◆ The exercise
Extract all of the entries and set them down verbatim.

◆ Dataset content
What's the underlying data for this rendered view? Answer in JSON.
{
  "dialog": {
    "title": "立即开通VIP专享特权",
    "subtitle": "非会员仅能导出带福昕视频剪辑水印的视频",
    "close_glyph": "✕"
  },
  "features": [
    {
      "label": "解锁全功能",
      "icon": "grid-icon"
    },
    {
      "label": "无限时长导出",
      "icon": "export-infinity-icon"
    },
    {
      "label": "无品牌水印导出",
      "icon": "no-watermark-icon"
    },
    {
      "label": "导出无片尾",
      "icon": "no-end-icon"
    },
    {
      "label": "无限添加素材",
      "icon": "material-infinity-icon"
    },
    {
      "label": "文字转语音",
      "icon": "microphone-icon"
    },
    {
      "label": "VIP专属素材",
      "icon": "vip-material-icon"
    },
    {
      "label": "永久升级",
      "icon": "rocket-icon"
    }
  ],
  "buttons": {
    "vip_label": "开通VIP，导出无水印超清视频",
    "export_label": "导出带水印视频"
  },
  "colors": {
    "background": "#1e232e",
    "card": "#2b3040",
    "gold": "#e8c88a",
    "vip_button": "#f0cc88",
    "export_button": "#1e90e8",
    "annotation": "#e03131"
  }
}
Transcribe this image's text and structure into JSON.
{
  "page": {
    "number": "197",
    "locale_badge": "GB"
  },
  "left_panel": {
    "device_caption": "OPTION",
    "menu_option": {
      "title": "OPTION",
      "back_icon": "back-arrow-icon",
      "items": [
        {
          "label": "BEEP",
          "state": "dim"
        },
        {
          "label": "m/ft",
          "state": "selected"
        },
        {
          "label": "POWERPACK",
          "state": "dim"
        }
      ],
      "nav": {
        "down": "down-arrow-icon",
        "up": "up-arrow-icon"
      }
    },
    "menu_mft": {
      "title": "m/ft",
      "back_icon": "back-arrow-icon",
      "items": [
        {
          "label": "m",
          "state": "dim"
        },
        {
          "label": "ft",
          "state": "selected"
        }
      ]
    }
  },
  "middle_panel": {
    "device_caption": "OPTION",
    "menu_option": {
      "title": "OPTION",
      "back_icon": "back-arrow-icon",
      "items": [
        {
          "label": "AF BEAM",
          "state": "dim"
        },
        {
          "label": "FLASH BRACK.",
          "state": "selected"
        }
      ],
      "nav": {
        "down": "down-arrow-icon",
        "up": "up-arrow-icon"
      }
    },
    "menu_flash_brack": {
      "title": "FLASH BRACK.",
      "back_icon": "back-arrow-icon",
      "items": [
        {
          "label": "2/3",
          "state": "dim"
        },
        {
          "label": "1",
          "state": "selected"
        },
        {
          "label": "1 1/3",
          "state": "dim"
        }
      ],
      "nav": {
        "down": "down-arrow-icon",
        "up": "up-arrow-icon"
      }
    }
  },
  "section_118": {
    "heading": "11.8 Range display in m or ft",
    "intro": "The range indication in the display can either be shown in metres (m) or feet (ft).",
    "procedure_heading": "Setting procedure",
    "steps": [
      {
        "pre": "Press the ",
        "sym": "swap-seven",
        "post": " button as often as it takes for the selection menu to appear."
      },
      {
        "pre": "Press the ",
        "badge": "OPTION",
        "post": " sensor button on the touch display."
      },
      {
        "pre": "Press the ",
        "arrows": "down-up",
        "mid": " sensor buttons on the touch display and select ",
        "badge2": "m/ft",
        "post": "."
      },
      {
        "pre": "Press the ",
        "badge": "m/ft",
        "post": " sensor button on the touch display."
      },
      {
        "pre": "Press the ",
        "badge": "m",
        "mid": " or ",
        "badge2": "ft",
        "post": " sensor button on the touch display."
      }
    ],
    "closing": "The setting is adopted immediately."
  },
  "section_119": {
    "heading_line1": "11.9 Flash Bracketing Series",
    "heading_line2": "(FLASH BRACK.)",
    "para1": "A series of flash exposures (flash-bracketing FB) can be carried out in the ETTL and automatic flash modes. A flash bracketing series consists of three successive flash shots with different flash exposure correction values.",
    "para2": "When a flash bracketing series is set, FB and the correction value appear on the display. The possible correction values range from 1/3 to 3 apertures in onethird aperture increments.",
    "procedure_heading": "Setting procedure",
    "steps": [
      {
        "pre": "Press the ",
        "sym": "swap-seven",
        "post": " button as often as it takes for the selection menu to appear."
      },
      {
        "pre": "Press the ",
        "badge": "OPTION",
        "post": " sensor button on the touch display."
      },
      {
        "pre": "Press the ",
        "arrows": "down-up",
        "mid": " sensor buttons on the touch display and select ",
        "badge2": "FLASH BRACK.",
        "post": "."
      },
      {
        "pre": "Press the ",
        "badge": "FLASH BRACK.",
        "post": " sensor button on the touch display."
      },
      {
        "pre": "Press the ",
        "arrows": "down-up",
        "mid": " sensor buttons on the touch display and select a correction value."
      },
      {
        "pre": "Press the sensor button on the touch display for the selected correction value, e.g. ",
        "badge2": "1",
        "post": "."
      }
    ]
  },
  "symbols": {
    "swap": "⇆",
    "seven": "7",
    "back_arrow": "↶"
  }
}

◆ The answer
What's the underlying data for this rendered view? Answer in JSON.
{
  "dialog": {
    "title": "立即开通VIP专享特权",
    "subtitle": "非会员仅能导出带福昕视频剪辑水印的视频",
    "close_glyph": "✕"
  },
  "features": [
    {
      "label": "解锁全功能",
      "icon": "grid-icon"
    },
    {
      "label": "无限时长导出",
      "icon": "export-infinity-icon"
    },
    {
      "label": "无品牌水印导出",
      "icon": "no-watermark-icon"
    },
    {
      "label": "导出无片尾",
      "icon": "no-end-icon"
    },
    {
      "label": "无限添加素材",
      "icon": "material-infinity-icon"
    },
    {
      "label": "文字转语音",
      "icon": "microphone-icon"
    },
    {
      "label": "VIP专属素材",
      "icon": "vip-material-icon"
    },
    {
      "label": "永久升级",
      "icon": "rocket-icon"
    }
  ],
  "buttons": {
    "vip_label": "开通VIP，导出无水印超清视频",
    "export_label": "导出带水印视频"
  },
  "colors": {
    "background": "#1e232e",
    "card": "#2b3040",
    "gold": "#e8c88a",
    "vip_button": "#f0cc88",
    "export_button": "#1e90e8",
    "annotation": "#e03131"
  }
}
Transcribe this image's text and structure into JSON.
{
  "page": {
    "number": "197",
    "locale_badge": "GB"
  },
  "left_panel": {
    "device_caption": "OPTION",
    "menu_option": {
      "title": "OPTION",
      "back_icon": "back-arrow-icon",
      "items": [
        {
          "label": "BEEP",
          "state": "dim"
        },
        {
          "label": "m/ft",
          "state": "selected"
        },
        {
          "label": "POWERPACK",
          "state": "dim"
        }
      ],
      "nav": {
        "down": "down-arrow-icon",
        "up": "up-arrow-icon"
      }
    },
    "menu_mft": {
      "title": "m/ft",
      "back_icon": "back-arrow-icon",
      "items": [
        {
          "label": "m",
          "state": "dim"
        },
        {
          "label": "ft",
          "state": "selected"
        }
      ]
    }
  },
  "middle_panel": {
    "device_caption": "OPTION",
    "menu_option": {
      "title": "OPTION",
      "back_icon": "back-arrow-icon",
      "items": [
        {
          "label": "AF BEAM",
          "state": "dim"
        },
        {
          "label": "FLASH BRACK.",
          "state": "selected"
        }
      ],
      "nav": {
        "down": "down-arrow-icon",
        "up": "up-arrow-icon"
      }
    },
    "menu_flash_brack": {
      "title": "FLASH BRACK.",
      "back_icon": "back-arrow-icon",
      "items": [
        {
          "label": "2/3",
          "state": "dim"
        },
        {
          "label": "1",
          "state": "selected"
        },
        {
          "label": "1 1/3",
          "state": "dim"
        }
      ],
      "nav": {
        "down": "down-arrow-icon",
        "up": "up-arrow-icon"
      }
    }
  },
  "section_118": {
    "heading": "11.8 Range display in m or ft",
    "intro": "The range indication in the display can either be shown in metres (m) or feet (ft).",
    "procedure_heading": "Setting procedure",
    "steps": [
      {
        "pre": "Press the ",
        "sym": "swap-seven",
        "post": " button as often as it takes for the selection menu to appear."
      },
      {
        "pre": "Press the ",
        "badge": "OPTION",
        "post": " sensor button on the touch display."
      },
      {
        "pre": "Press the ",
        "arrows": "down-up",
        "mid": " sensor buttons on the touch display and select ",
        "badge2": "m/ft",
        "post": "."
      },
      {
        "pre": "Press the ",
        "badge": "m/ft",
        "post": " sensor button on the touch display."
      },
      {
        "pre": "Press the ",
        "badge": "m",
        "mid": " or ",
        "badge2": "ft",
        "post": " sensor button on the touch display."
      }
    ],
    "closing": "The setting is adopted immediately."
  },
  "section_119": {
    "heading_line1": "11.9 Flash Bracketing Series",
    "heading_line2": "(FLASH BRACK.)",
    "para1": "A series of flash exposures (flash-bracketing FB) can be carried out in the ETTL and automatic flash modes. A flash bracketing series consists of three successive flash shots with different flash exposure correction values.",
    "para2": "When a flash bracketing series is set, FB and the correction value appear on the display. The possible correction values range from 1/3 to 3 apertures in onethird aperture increments.",
    "procedure_heading": "Setting procedure",
    "steps": [
      {
        "pre": "Press the ",
        "sym": "swap-seven",
        "post": " button as often as it takes for the selection menu to appear."
      },
      {
        "pre": "Press the ",
        "badge": "OPTION",
        "post": " sensor button on the touch display."
      },
      {
        "pre": "Press the ",
        "arrows": "down-up",
        "mid": " sensor buttons on the touch display and select ",
        "badge2": "FLASH BRACK.",
        "post": "."
      },
      {
        "pre": "Press the ",
        "badge": "FLASH BRACK.",
        "post": " sensor button on the touch display."
      },
      {
        "pre": "Press the ",
        "arrows": "down-up",
        "mid": " sensor buttons on the touch display and select a correction value."
      },
      {
        "pre": "Press the sensor button on the touch display for the selected correction value, e.g. ",
        "badge2": "1",
        "post": "."
      }
    ]
  },
  "symbols": {
    "swap": "⇆",
    "seven": "7",
    "back_arrow": "↶"
  }
}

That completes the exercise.